Print exactly the lines from the one containing "Decode this image" through the last line of the records below, both included, and nothing else; omit any pictures.

Record set:
· · · ·

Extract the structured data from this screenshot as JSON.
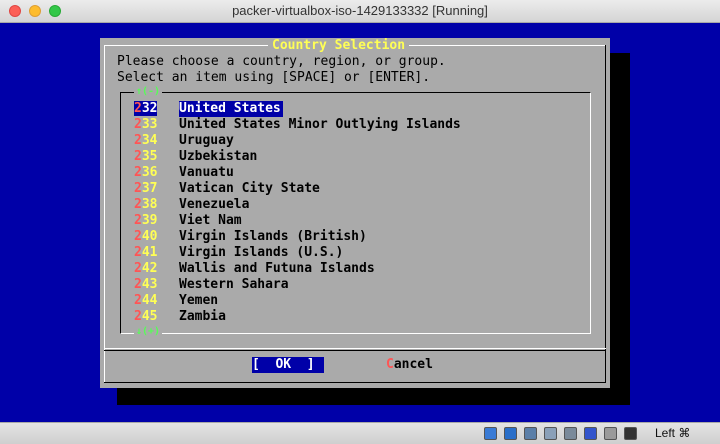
{
  "window": {
    "title": "packer-virtualbox-iso-1429133332 [Running]"
  },
  "dialog": {
    "title": "Country Selection",
    "instructions": [
      "Please choose a country, region, or group.",
      "Select an item using [SPACE] or [ENTER]."
    ],
    "scroll_up_marker": "↑(-)",
    "scroll_down_marker": "↓(+)",
    "items": [
      {
        "num": "232",
        "label": "United States",
        "selected": true
      },
      {
        "num": "233",
        "label": "United States Minor Outlying Islands"
      },
      {
        "num": "234",
        "label": "Uruguay"
      },
      {
        "num": "235",
        "label": "Uzbekistan"
      },
      {
        "num": "236",
        "label": "Vanuatu"
      },
      {
        "num": "237",
        "label": "Vatican City State"
      },
      {
        "num": "238",
        "label": "Venezuela"
      },
      {
        "num": "239",
        "label": "Viet Nam"
      },
      {
        "num": "240",
        "label": "Virgin Islands (British)"
      },
      {
        "num": "241",
        "label": "Virgin Islands (U.S.)"
      },
      {
        "num": "242",
        "label": "Wallis and Futuna Islands"
      },
      {
        "num": "243",
        "label": "Western Sahara"
      },
      {
        "num": "244",
        "label": "Yemen"
      },
      {
        "num": "245",
        "label": "Zambia"
      }
    ],
    "ok_button": "[  OK  ]",
    "cancel_button": "Cancel"
  },
  "statusbar": {
    "host_key": "Left ⌘",
    "icons": [
      "disk-icon",
      "optical-drive-icon",
      "network-icon",
      "shared-folder-icon",
      "usb-icon",
      "vm-icon",
      "mouse-integration-icon",
      "keyboard-capture-icon"
    ]
  },
  "colors": {
    "background": "#0000a8",
    "dialog": "#aaaaaa",
    "highlight": "#0000a8",
    "title_text": "#ffff55",
    "number_first_digit": "#ff5555",
    "number_digits": "#ffff55"
  }
}
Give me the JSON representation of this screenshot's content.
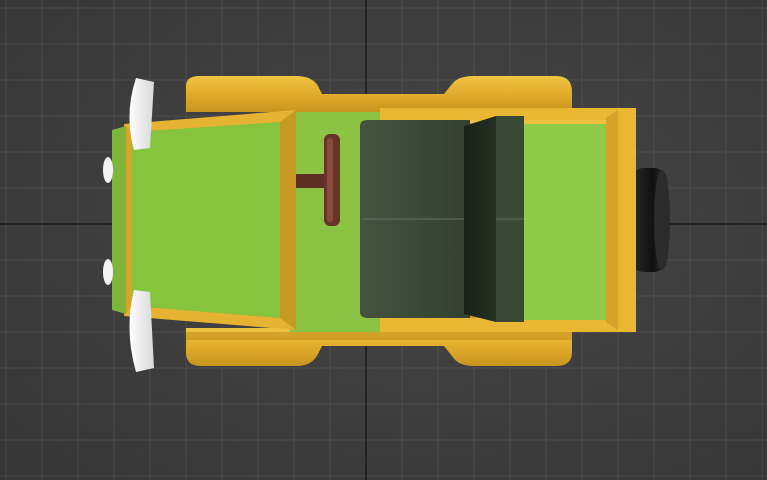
{
  "viewport": {
    "view": "top",
    "show_grid": true,
    "background_color": "#3f3f3f",
    "grid_color": "#5a5a5a",
    "axis_color": "#111111"
  },
  "model": {
    "name": "toy car",
    "colors": {
      "body": "#e6b231",
      "body_shadow": "#b8891c",
      "green_panel": "#86c43e",
      "green_light": "#97d04f",
      "seat": "#3e4c3b",
      "seat_dark": "#1d261b",
      "steering_wheel": "#5a2a22",
      "bumper": "#f2f2f2",
      "tire": "#1a1a1a"
    }
  }
}
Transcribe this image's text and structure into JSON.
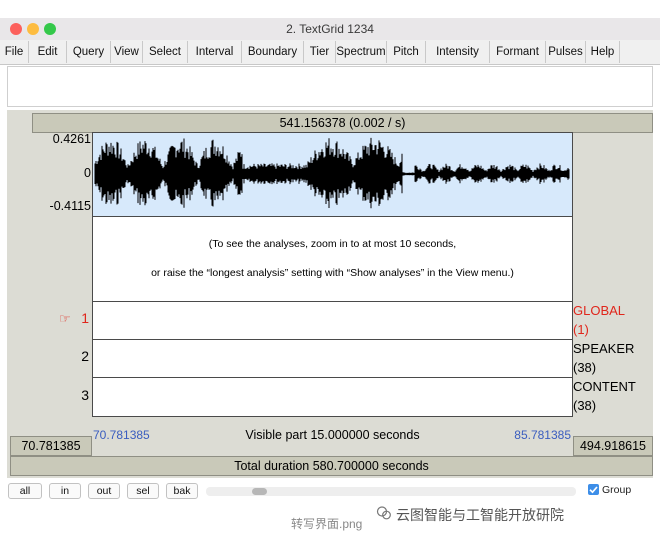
{
  "window": {
    "title": "2. TextGrid 1234",
    "traffic_lights": {
      "close": "#fc605c",
      "minimize": "#fdbc40",
      "zoom": "#34c84a"
    }
  },
  "menu": [
    {
      "label": "File"
    },
    {
      "label": "Edit"
    },
    {
      "label": "Query"
    },
    {
      "label": "View"
    },
    {
      "label": "Select"
    },
    {
      "label": "Interval"
    },
    {
      "label": "Boundary"
    },
    {
      "label": "Tier"
    },
    {
      "label": "Spectrum"
    },
    {
      "label": "Pitch"
    },
    {
      "label": "Intensity"
    },
    {
      "label": "Formant"
    },
    {
      "label": "Pulses"
    },
    {
      "label": "Help"
    }
  ],
  "editor": {
    "top_readout": "541.156378 (0.002 / s)",
    "amplitude": {
      "max": "0.4261",
      "zero": "0",
      "min": "-0.4115"
    },
    "waveform_color": "#000000",
    "waveform_bg": "#d7e9fb",
    "analysis_message": {
      "line1": "(To see the analyses, zoom in to at most 10 seconds,",
      "line2": "or raise the “longest analysis” setting with “Show analyses” in the View menu.)"
    },
    "tiers": [
      {
        "number": "1",
        "name": "GLOBAL",
        "count": "(1)",
        "selected": true,
        "color": "#e0261b",
        "pointer_icon": "☞"
      },
      {
        "number": "2",
        "name": "SPEAKER",
        "count": "(38)",
        "selected": false,
        "color": "#000000"
      },
      {
        "number": "3",
        "name": "CONTENT",
        "count": "(38)",
        "selected": false,
        "color": "#000000"
      }
    ],
    "left_time": "70.781385",
    "visible_start": "70.781385",
    "visible_label": "Visible part 15.000000 seconds",
    "visible_end": "85.781385",
    "right_time": "494.918615",
    "total_duration": "Total duration 580.700000 seconds",
    "time_link_color": "#3a5dbf"
  },
  "buttons": [
    {
      "label": "all"
    },
    {
      "label": "in"
    },
    {
      "label": "out"
    },
    {
      "label": "sel"
    },
    {
      "label": "bak"
    }
  ],
  "group": {
    "label": "Group",
    "checked": true
  },
  "caption": "转写界面.png",
  "watermark": "云图智能与工智能开放研院"
}
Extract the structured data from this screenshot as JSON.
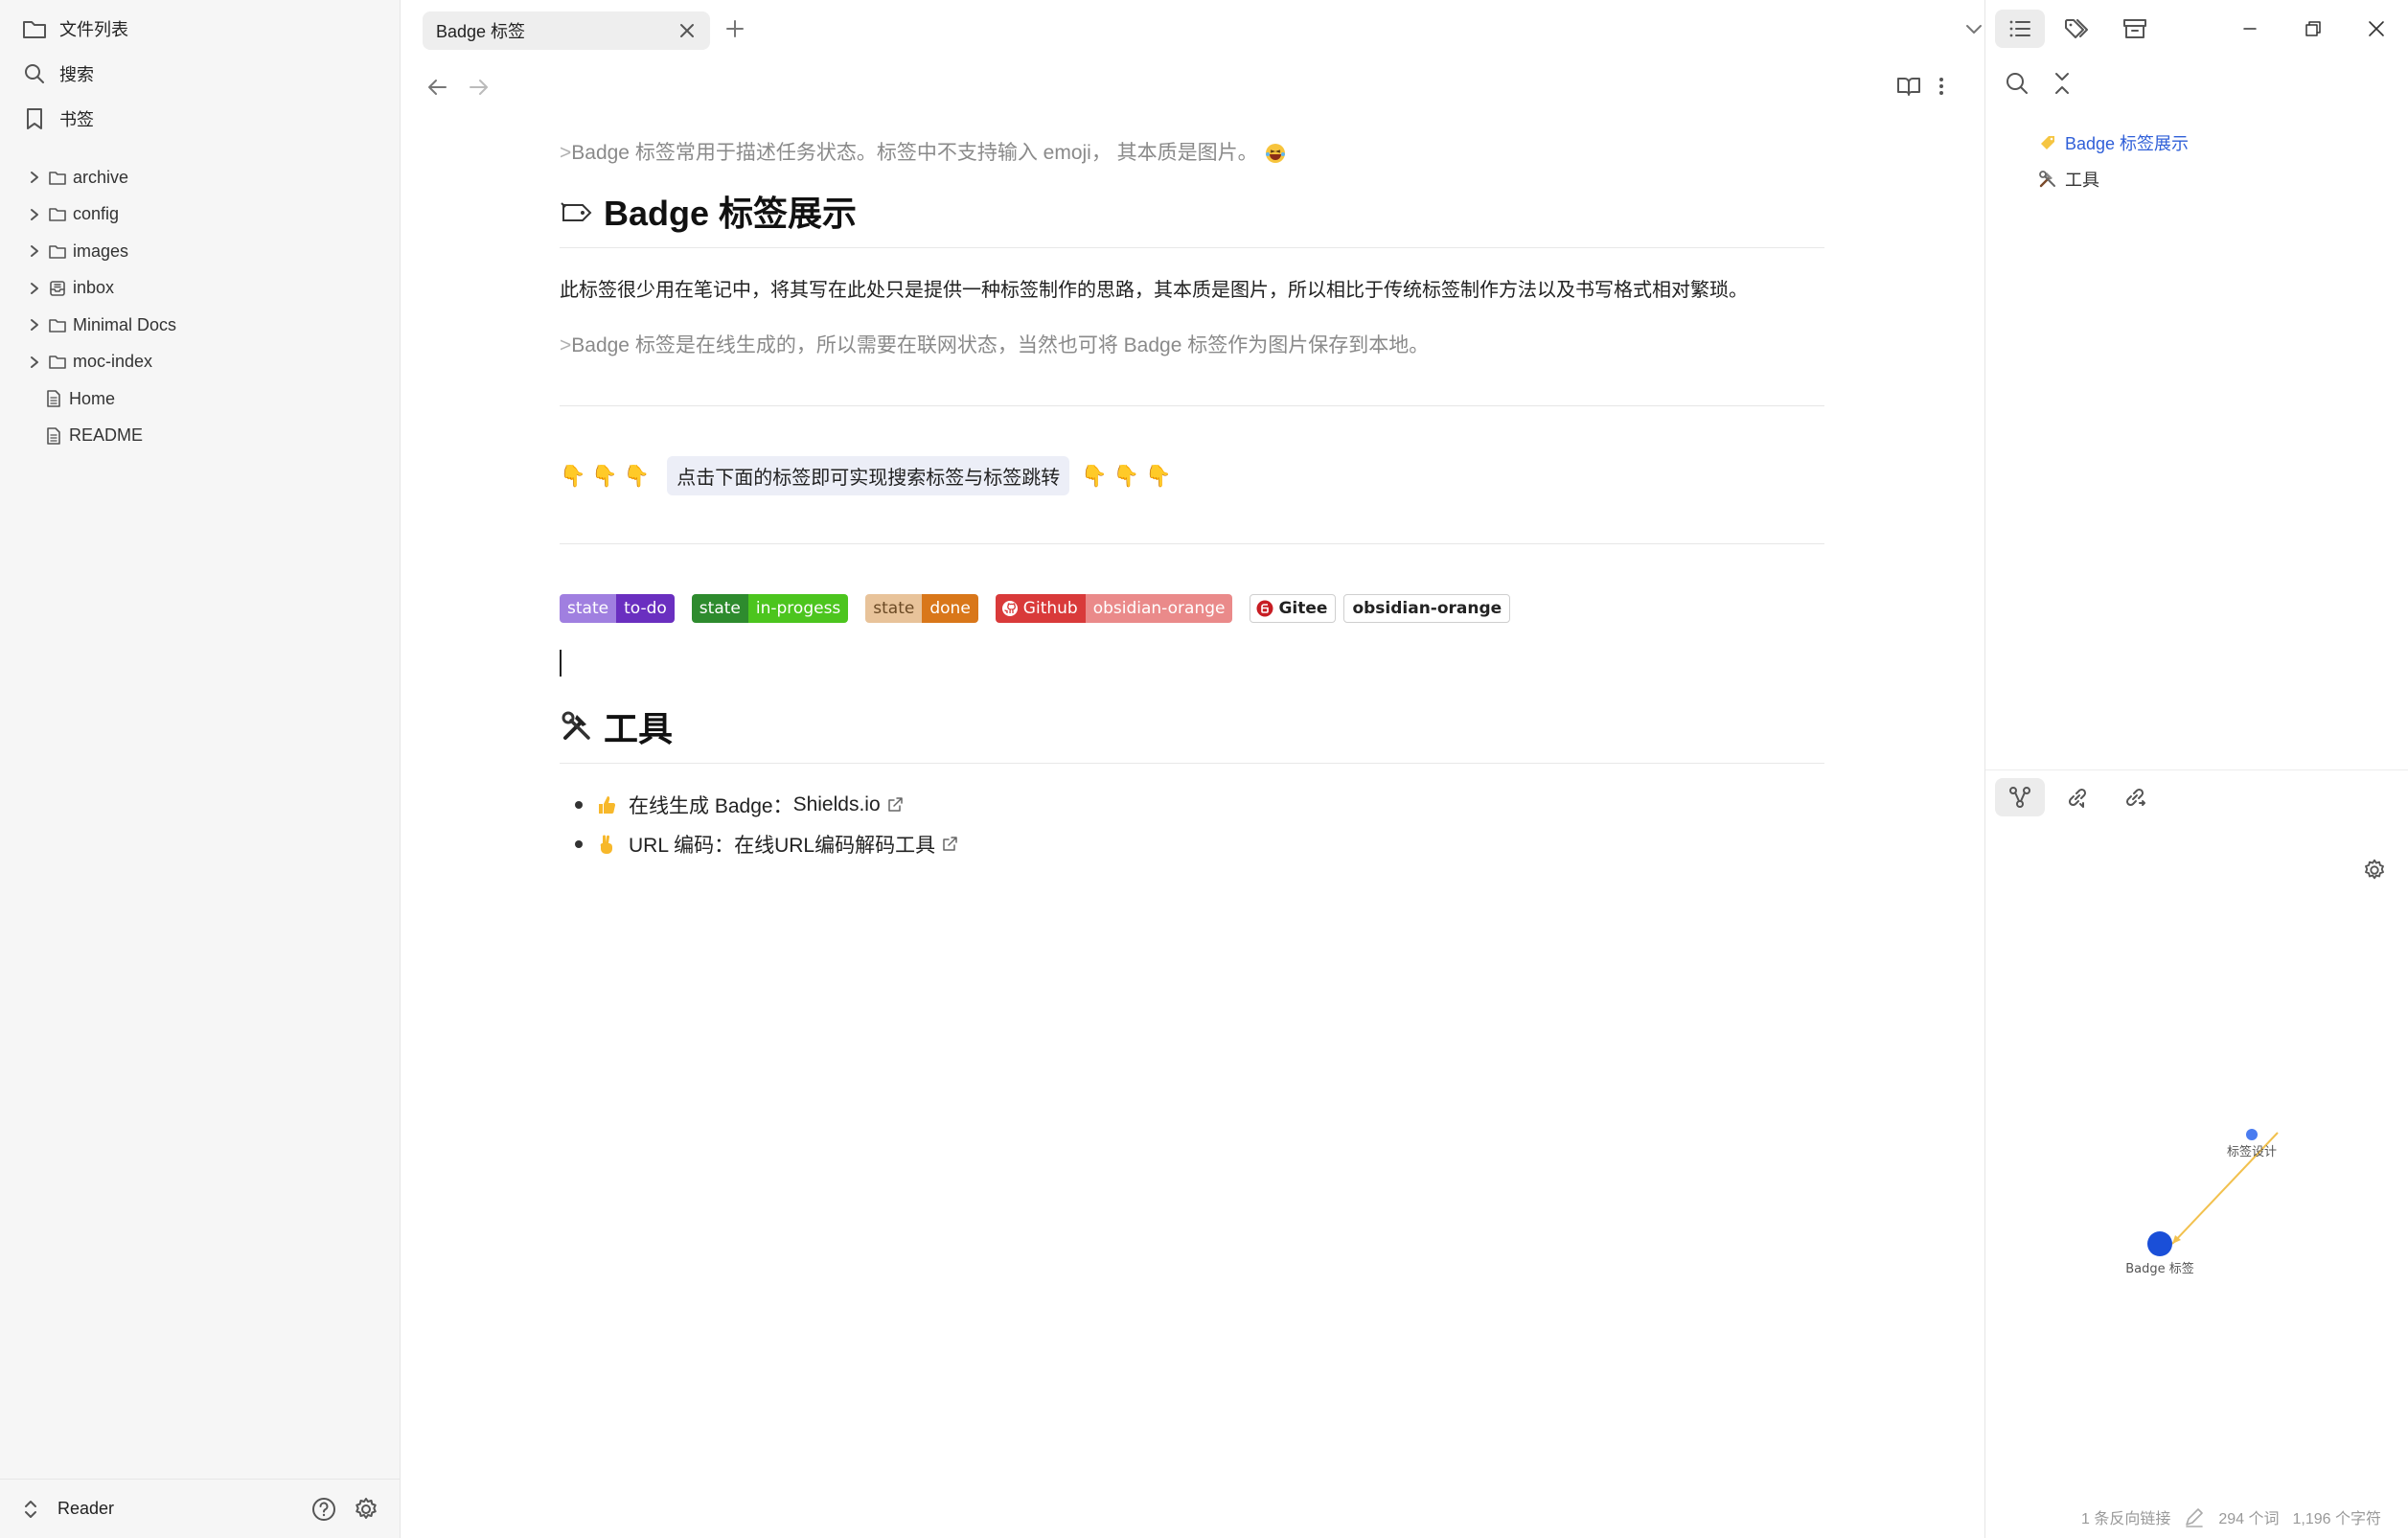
{
  "sidebar": {
    "file_list": "文件列表",
    "search": "搜索",
    "bookmarks": "书签",
    "tree": [
      {
        "label": "archive",
        "type": "folder"
      },
      {
        "label": "config",
        "type": "folder"
      },
      {
        "label": "images",
        "type": "folder"
      },
      {
        "label": "inbox",
        "type": "inbox"
      },
      {
        "label": "Minimal Docs",
        "type": "folder"
      },
      {
        "label": "moc-index",
        "type": "folder"
      },
      {
        "label": "Home",
        "type": "file"
      },
      {
        "label": "README",
        "type": "file"
      }
    ],
    "vault_name": "Reader"
  },
  "tabs": {
    "active_title": "Badge 标签"
  },
  "note": {
    "quote1_marker": ">",
    "quote1_text": "Badge 标签常用于描述任务状态。标签中不支持输入 emoji， 其本质是图片。",
    "h2_showcase": "Badge 标签展示",
    "para1": "此标签很少用在笔记中，将其写在此处只是提供一种标签制作的思路，其本质是图片，所以相比于传统标签制作方法以及书写格式相对繁琐。",
    "quote2_marker": ">",
    "quote2_text": "Badge 标签是在线生成的，所以需要在联网状态，当然也可将 Badge 标签作为图片保存到本地。",
    "hint_text": "点击下面的标签即可实现搜索标签与标签跳转",
    "badges": [
      {
        "left": "state",
        "right": "to-do",
        "left_color": "#a07fe0",
        "right_color": "#6a2fc0"
      },
      {
        "left": "state",
        "right": "in-progess",
        "left_color": "#2e8b2e",
        "right_color": "#4cc51e"
      },
      {
        "left": "state",
        "right": "done",
        "left_color": "#e8c39a",
        "right_color": "#d9771a"
      },
      {
        "left": "Github",
        "right": "obsidian-orange",
        "left_color": "#d93a3a",
        "right_color": "#ea8a8a"
      },
      {
        "left": "Gitee",
        "right": "obsidian-orange",
        "left_color": "#ffffff",
        "right_color": "#ffffff"
      }
    ],
    "h2_tools": "工具",
    "links": [
      {
        "prefix": "在线生成 Badge：",
        "link": "Shields.io"
      },
      {
        "prefix": "URL 编码：",
        "link": "在线URL编码解码工具"
      }
    ]
  },
  "outline": {
    "items": [
      "Badge 标签展示",
      "工具"
    ]
  },
  "graph": {
    "node_current": "Badge 标签",
    "node_linked": "标签设计",
    "current_color": "#1a4fd8",
    "linked_color": "#4a7cf0",
    "edge_color": "#f2c14e"
  },
  "status": {
    "backlinks": "1 条反向链接",
    "words": "294 个词",
    "chars": "1,196 个字符"
  }
}
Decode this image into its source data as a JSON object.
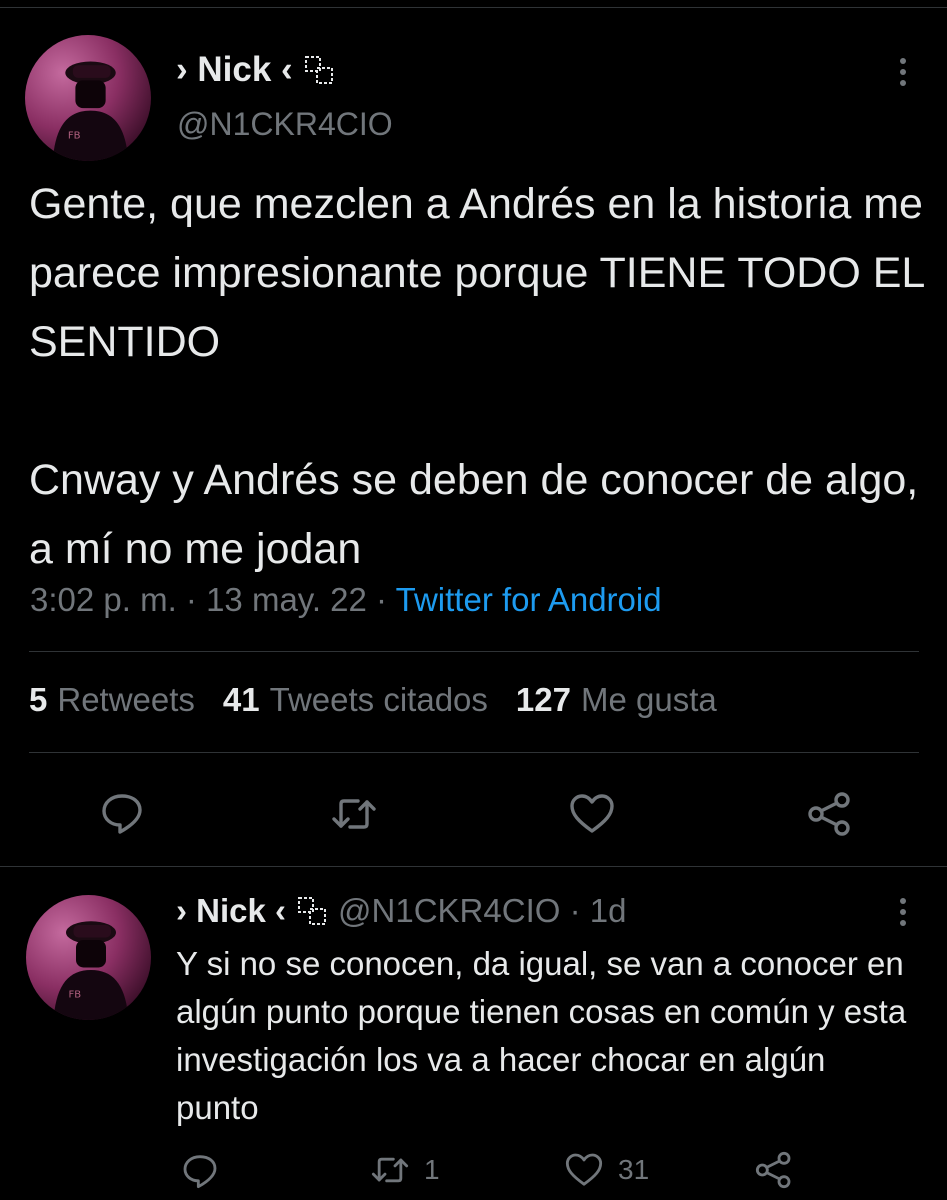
{
  "tweet": {
    "author_name": "› Nick ‹",
    "author_handle": "@N1CKR4CIO",
    "text": "Gente, que mezclen a Andrés en la historia me parece impresionante porque TIENE TODO EL SENTIDO\n\nCnway y Andrés se deben de conocer de algo, a mí no me jodan",
    "time": "3:02 p. m.",
    "separator": " · ",
    "date": "13 may. 22",
    "source": "Twitter for Android"
  },
  "stats": {
    "retweets_count": "5",
    "retweets_label": "Retweets",
    "quotes_count": "41",
    "quotes_label": "Tweets citados",
    "likes_count": "127",
    "likes_label": "Me gusta"
  },
  "reply": {
    "author_name": "› Nick ‹",
    "meta": "@N1CKR4CIO · 1d",
    "text": "Y si no se conocen, da igual, se van a conocer en algún punto porque tienen cosas en común y esta investigación los va a hacer chocar en algún punto",
    "retweet_count": "1",
    "like_count": "31"
  },
  "icons": {
    "reply": "comment-icon",
    "retweet": "retweet-icon",
    "like": "heart-icon",
    "share": "share-icon",
    "more": "more-vertical-icon",
    "badge": "dashed-squares-icon"
  },
  "colors": {
    "background": "#000000",
    "text": "#e7e9ea",
    "secondary": "#71767b",
    "link": "#1d9bf0",
    "divider": "#2f3336"
  }
}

· · · ·

Written solution:
Decode this image into its source data as a JSON object.
{
  "tweet": {
    "author_name": "› Nick ‹",
    "author_handle": "@N1CKR4CIO",
    "text": "Gente, que mezclen a Andrés en la historia me parece impresionante porque TIENE TODO EL SENTIDO\n\nCnway y Andrés se deben de conocer de algo, a mí no me jodan",
    "time": "3:02 p. m.",
    "separator": " · ",
    "date": "13 may. 22",
    "source": "Twitter for Android"
  },
  "stats": {
    "retweets_count": "5",
    "retweets_label": "Retweets",
    "quotes_count": "41",
    "quotes_label": "Tweets citados",
    "likes_count": "127",
    "likes_label": "Me gusta"
  },
  "reply": {
    "author_name": "› Nick ‹",
    "meta": "@N1CKR4CIO · 1d",
    "text": "Y si no se conocen, da igual, se van a conocer en algún punto porque tienen cosas en común y esta investigación los va a hacer chocar en algún punto",
    "retweet_count": "1",
    "like_count": "31"
  },
  "icons": {
    "reply": "comment-icon",
    "retweet": "retweet-icon",
    "like": "heart-icon",
    "share": "share-icon",
    "more": "more-vertical-icon",
    "badge": "dashed-squares-icon"
  },
  "colors": {
    "background": "#000000",
    "text": "#e7e9ea",
    "secondary": "#71767b",
    "link": "#1d9bf0",
    "divider": "#2f3336"
  }
}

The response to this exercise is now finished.